Problem requirements:
Report how many lines of the following entries include the string "Supply"; respond with the number alone.

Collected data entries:
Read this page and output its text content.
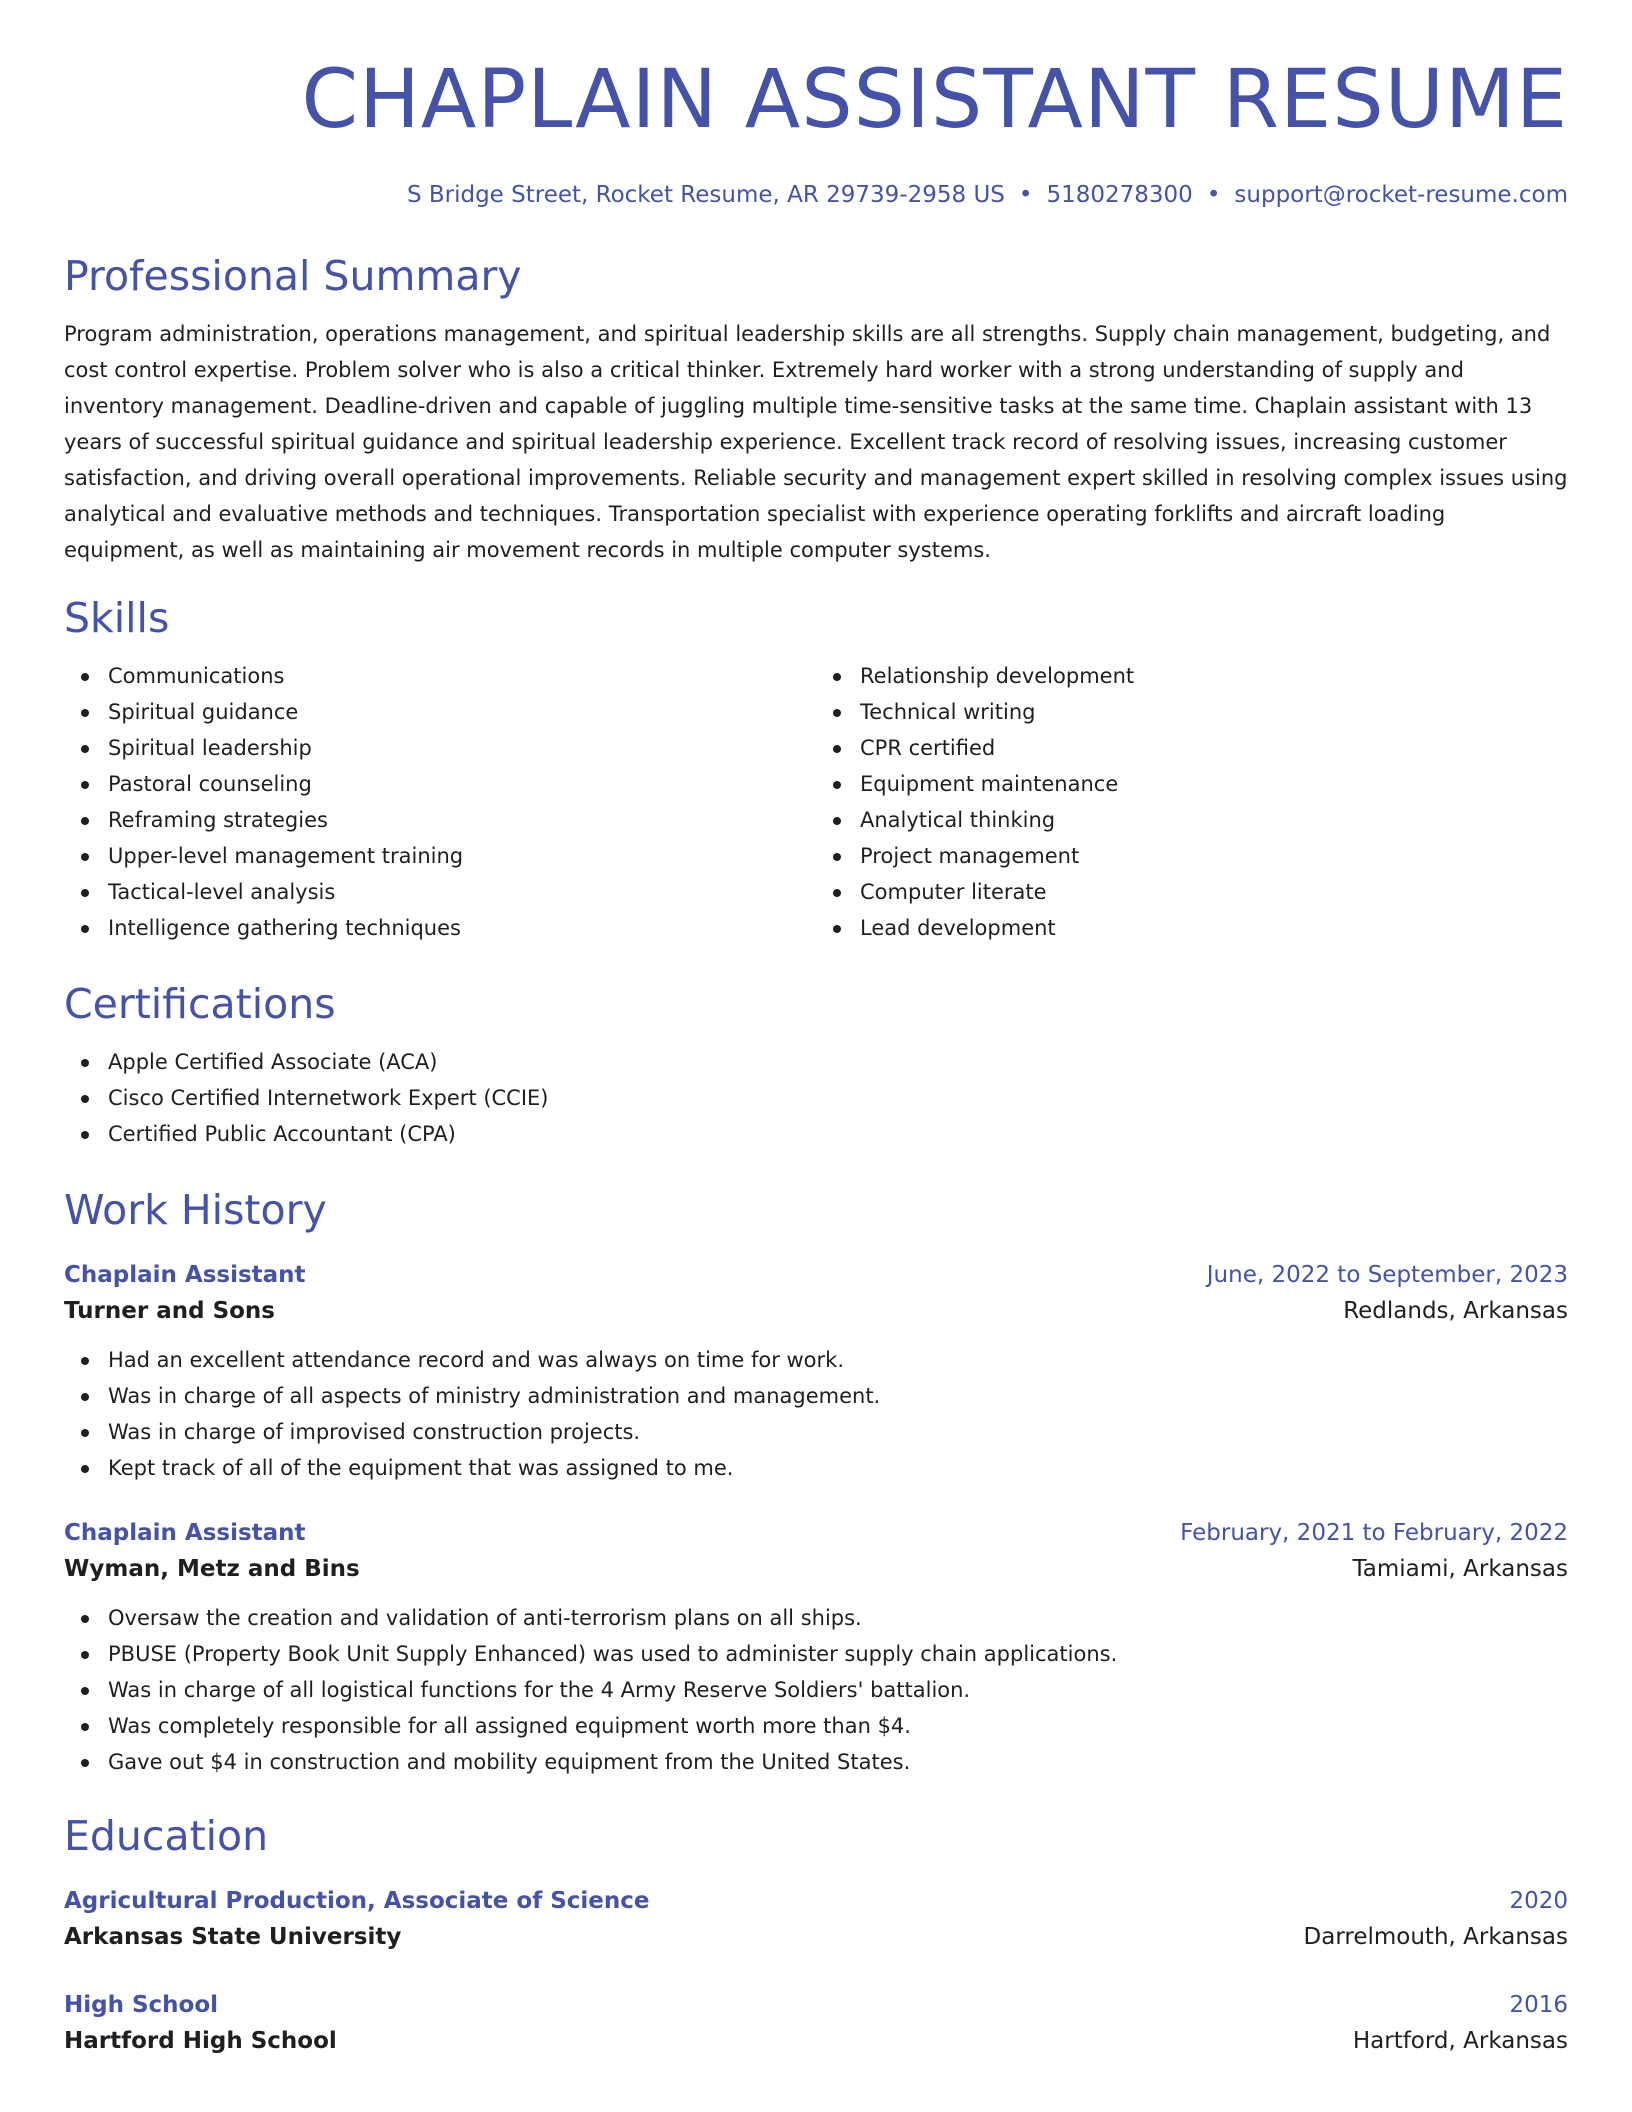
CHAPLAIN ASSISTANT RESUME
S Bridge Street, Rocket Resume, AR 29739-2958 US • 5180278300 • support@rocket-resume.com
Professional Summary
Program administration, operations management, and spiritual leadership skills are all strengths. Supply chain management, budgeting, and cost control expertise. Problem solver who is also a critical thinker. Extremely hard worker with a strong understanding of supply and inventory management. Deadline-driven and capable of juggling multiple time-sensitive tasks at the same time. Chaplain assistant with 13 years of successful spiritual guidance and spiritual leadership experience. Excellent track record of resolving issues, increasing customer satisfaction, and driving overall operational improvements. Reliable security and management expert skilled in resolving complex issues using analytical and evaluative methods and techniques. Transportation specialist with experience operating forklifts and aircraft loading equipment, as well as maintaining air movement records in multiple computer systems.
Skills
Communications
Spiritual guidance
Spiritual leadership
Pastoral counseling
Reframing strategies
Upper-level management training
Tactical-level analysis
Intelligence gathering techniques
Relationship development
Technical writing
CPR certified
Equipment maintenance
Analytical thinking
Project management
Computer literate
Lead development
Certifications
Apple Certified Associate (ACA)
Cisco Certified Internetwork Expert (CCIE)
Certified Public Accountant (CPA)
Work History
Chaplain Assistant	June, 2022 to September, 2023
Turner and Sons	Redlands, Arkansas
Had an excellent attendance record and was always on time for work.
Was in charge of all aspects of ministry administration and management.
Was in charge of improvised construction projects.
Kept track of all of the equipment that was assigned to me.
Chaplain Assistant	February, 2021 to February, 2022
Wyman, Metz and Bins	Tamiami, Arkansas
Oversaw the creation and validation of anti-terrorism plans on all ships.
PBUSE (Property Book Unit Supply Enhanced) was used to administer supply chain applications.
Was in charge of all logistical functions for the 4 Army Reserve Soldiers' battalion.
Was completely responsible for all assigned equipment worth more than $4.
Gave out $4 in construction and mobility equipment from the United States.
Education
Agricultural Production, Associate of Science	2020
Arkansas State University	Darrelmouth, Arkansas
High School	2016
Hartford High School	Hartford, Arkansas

* * *

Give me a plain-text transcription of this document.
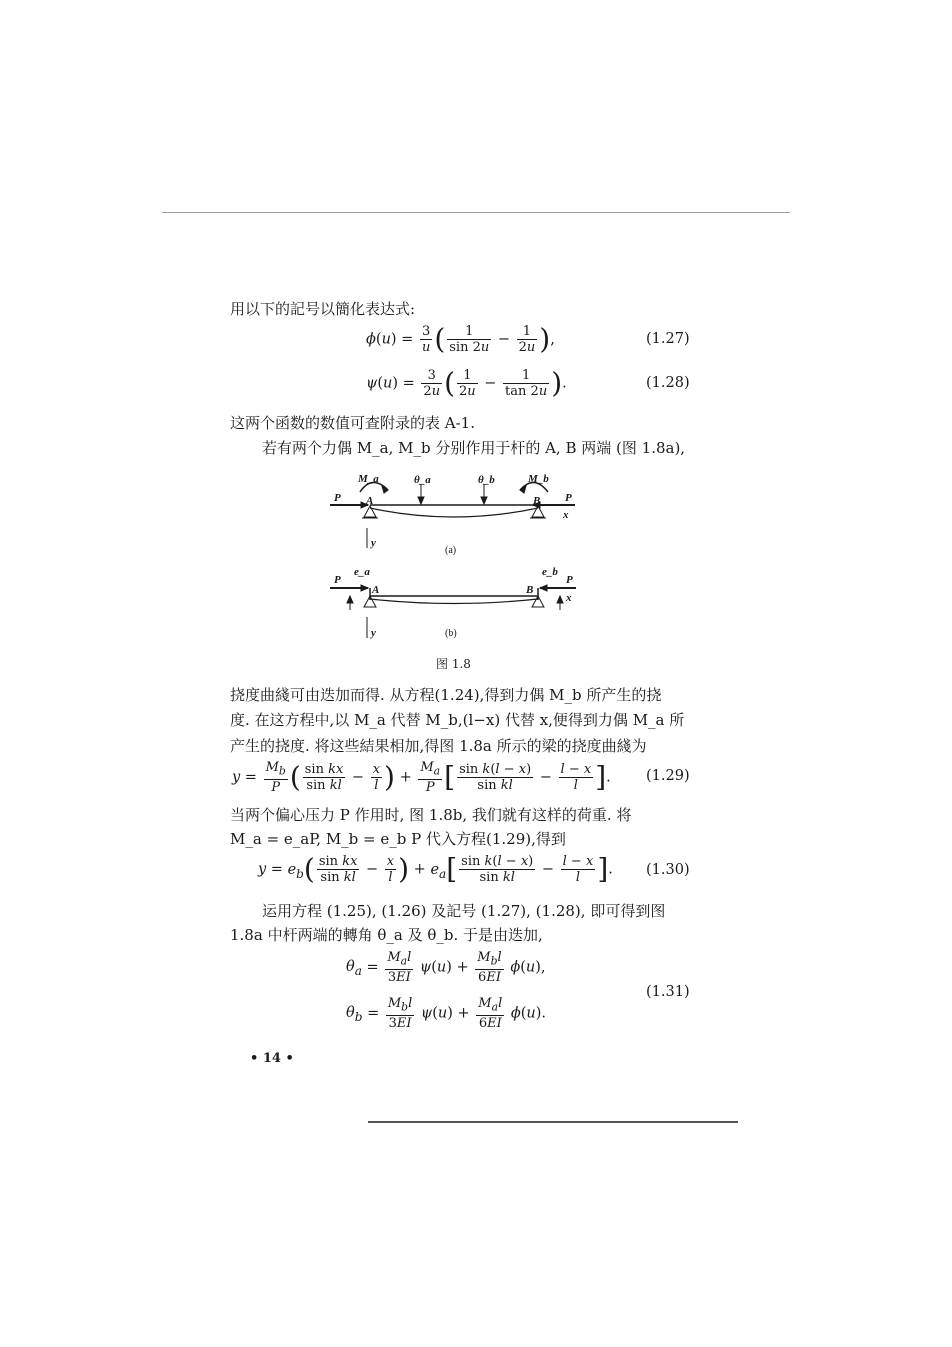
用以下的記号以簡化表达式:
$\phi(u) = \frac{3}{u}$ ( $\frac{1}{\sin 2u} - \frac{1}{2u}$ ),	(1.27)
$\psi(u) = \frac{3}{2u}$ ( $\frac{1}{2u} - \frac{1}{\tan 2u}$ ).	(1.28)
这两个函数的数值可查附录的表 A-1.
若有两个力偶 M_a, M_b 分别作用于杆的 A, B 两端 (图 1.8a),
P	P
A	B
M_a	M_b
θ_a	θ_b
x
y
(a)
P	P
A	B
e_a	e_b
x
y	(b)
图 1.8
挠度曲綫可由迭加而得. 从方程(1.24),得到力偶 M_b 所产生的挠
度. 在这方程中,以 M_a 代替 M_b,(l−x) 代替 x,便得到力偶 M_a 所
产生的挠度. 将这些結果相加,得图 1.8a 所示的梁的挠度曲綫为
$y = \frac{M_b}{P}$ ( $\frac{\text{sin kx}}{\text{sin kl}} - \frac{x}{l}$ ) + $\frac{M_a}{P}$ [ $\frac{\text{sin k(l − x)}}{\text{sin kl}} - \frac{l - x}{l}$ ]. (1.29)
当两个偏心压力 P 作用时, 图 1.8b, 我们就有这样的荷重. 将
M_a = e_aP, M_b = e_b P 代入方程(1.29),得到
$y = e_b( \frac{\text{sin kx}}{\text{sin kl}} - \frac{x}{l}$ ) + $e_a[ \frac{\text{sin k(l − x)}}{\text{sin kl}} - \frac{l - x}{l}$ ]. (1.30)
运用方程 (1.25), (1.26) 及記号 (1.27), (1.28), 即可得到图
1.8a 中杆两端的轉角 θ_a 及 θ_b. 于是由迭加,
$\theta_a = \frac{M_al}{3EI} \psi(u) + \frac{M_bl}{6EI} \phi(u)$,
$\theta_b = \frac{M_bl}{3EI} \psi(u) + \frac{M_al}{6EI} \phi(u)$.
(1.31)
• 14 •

* * *

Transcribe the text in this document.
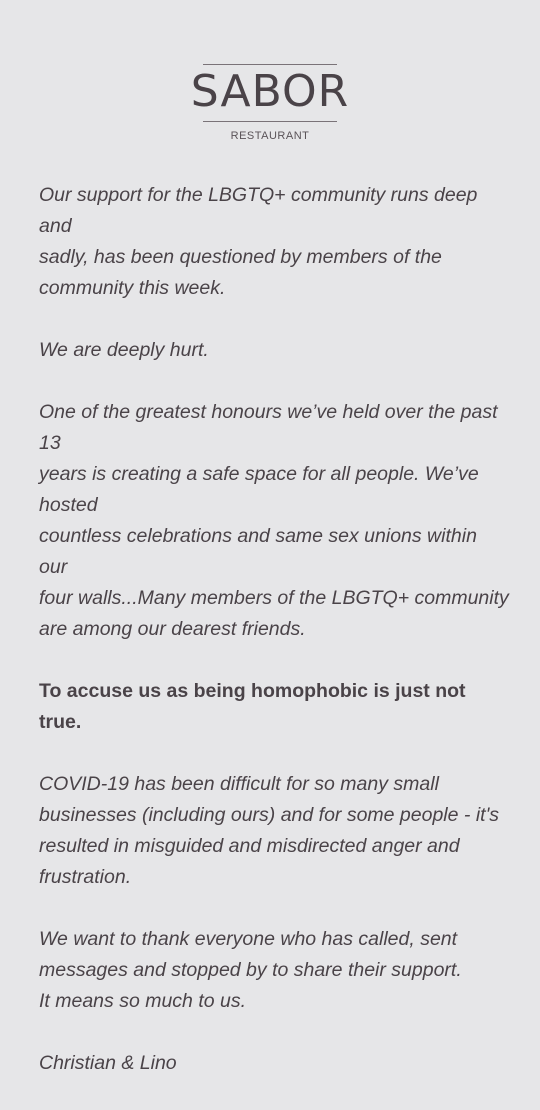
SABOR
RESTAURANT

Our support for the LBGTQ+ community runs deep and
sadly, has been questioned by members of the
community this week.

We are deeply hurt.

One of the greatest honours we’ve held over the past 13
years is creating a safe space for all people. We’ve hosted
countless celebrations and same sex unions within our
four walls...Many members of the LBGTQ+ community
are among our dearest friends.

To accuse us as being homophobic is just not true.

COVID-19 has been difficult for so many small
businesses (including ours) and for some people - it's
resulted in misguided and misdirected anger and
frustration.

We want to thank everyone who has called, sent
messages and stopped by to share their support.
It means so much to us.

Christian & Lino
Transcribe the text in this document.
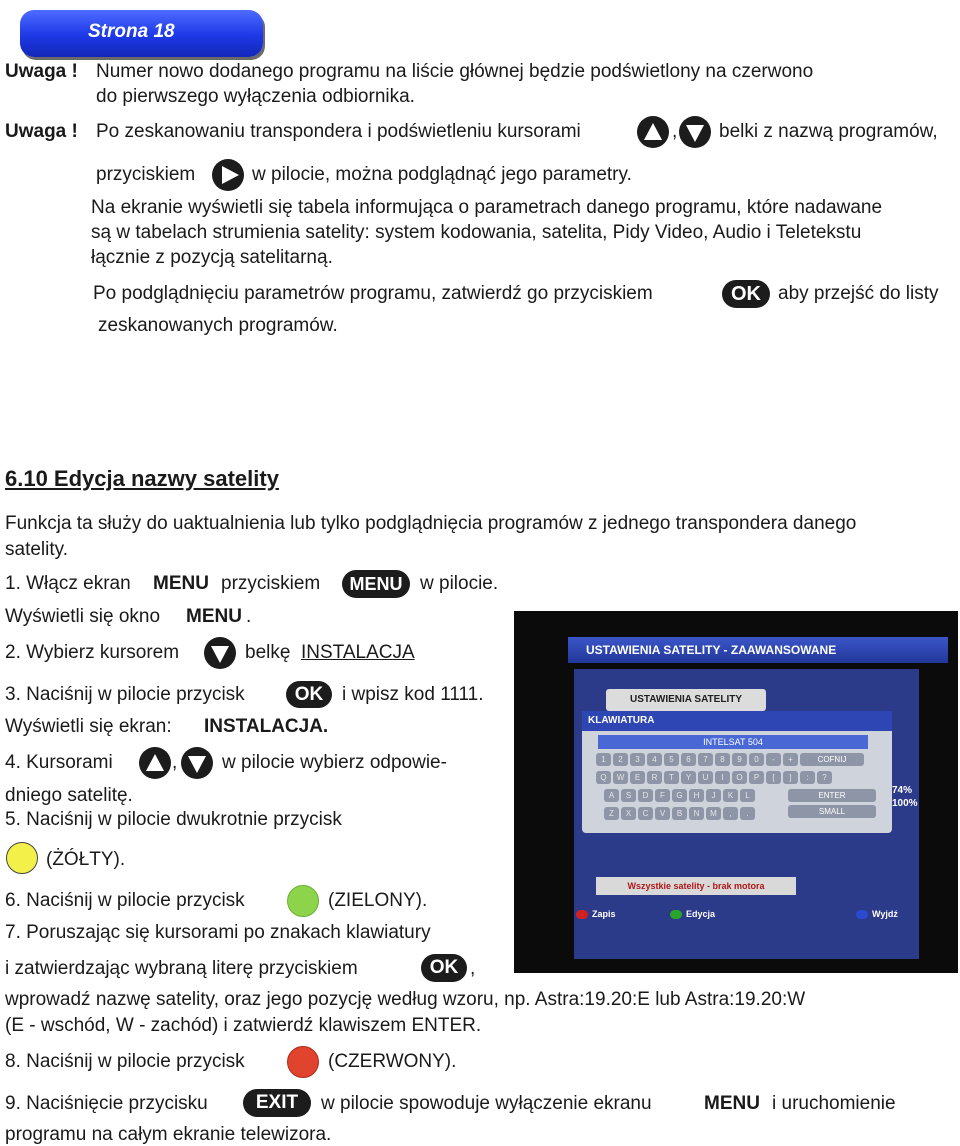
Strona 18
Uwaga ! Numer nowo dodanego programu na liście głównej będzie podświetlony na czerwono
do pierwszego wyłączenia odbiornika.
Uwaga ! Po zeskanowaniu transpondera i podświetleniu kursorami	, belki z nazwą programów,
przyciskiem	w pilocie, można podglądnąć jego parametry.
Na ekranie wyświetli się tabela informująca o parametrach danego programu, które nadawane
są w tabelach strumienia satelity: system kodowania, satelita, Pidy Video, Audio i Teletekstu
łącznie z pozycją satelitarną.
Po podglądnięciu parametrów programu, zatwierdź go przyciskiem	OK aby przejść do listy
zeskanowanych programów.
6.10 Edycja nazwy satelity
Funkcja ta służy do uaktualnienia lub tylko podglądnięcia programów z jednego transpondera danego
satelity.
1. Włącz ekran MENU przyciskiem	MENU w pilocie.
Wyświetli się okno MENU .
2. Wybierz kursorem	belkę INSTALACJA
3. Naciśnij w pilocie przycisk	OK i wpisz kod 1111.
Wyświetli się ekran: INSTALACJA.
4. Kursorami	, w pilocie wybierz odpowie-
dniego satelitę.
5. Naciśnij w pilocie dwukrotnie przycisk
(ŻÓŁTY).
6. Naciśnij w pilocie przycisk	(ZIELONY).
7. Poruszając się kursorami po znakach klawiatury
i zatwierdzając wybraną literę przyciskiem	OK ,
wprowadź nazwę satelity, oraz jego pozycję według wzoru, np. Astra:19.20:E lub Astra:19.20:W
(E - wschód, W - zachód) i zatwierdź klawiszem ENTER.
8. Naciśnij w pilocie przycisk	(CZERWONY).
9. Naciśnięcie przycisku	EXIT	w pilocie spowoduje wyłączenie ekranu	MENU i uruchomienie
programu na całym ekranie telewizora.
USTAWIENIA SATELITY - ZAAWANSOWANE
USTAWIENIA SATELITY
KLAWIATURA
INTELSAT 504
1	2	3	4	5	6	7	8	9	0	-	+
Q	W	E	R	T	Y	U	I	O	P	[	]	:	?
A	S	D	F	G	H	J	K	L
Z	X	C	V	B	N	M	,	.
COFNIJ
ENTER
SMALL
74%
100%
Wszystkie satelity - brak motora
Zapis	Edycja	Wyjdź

Correct response:
2